Records contained in a dataset:
## START
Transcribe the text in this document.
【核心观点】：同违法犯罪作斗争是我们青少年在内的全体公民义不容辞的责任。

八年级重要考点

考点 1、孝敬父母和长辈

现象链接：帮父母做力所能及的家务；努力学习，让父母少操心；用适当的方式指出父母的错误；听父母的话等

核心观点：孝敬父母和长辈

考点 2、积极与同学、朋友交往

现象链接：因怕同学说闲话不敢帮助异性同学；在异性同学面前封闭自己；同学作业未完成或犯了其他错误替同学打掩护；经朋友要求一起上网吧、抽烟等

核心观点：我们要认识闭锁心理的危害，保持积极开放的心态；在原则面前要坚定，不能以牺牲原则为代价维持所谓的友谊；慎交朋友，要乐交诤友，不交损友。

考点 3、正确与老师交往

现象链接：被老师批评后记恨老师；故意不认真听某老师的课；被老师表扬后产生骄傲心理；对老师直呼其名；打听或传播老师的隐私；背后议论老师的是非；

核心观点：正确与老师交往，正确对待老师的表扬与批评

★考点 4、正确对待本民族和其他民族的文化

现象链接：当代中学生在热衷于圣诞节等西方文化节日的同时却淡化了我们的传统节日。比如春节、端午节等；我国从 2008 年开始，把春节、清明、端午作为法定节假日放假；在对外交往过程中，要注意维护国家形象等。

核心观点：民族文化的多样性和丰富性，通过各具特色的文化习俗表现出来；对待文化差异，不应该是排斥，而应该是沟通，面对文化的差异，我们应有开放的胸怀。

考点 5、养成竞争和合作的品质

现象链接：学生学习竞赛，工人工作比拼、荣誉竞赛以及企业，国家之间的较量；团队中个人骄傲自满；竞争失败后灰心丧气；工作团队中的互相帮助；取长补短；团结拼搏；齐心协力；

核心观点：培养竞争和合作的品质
## END
**REQUEST**
Every record should be given again exactly.

**TASK RESULT**
Transcribe the text in this document.
【核心观点】：同违法犯罪作斗争是我们青少年在内的全体公民义不容辞的责任。

八年级重要考点

考点 1、孝敬父母和长辈

现象链接：帮父母做力所能及的家务；努力学习，让父母少操心；用适当的方式指出父母的错误；听父母的话等

核心观点：孝敬父母和长辈

考点 2、积极与同学、朋友交往

现象链接：因怕同学说闲话不敢帮助异性同学；在异性同学面前封闭自己；同学作业未完成或犯了其他错误替同学打掩护；经朋友要求一起上网吧、抽烟等

核心观点：我们要认识闭锁心理的危害，保持积极开放的心态；在原则面前要坚定，不能以牺牲原则为代价维持所谓的友谊；慎交朋友，要乐交诤友，不交损友。

考点 3、正确与老师交往

现象链接：被老师批评后记恨老师；故意不认真听某老师的课；被老师表扬后产生骄傲心理；对老师直呼其名；打听或传播老师的隐私；背后议论老师的是非；

核心观点：正确与老师交往，正确对待老师的表扬与批评

★考点 4、正确对待本民族和其他民族的文化

现象链接：当代中学生在热衷于圣诞节等西方文化节日的同时却淡化了我们的传统节日。比如春节、端午节等；我国从 2008 年开始，把春节、清明、端午作为法定节假日放假；在对外交往过程中，要注意维护国家形象等。

核心观点：民族文化的多样性和丰富性，通过各具特色的文化习俗表现出来；对待文化差异，不应该是排斥，而应该是沟通，面对文化的差异，我们应有开放的胸怀。

考点 5、养成竞争和合作的品质

现象链接：学生学习竞赛，工人工作比拼、荣誉竞赛以及企业，国家之间的较量；团队中个人骄傲自满；竞争失败后灰心丧气；工作团队中的互相帮助；取长补短；团结拼搏；齐心协力；

核心观点：培养竞争和合作的品质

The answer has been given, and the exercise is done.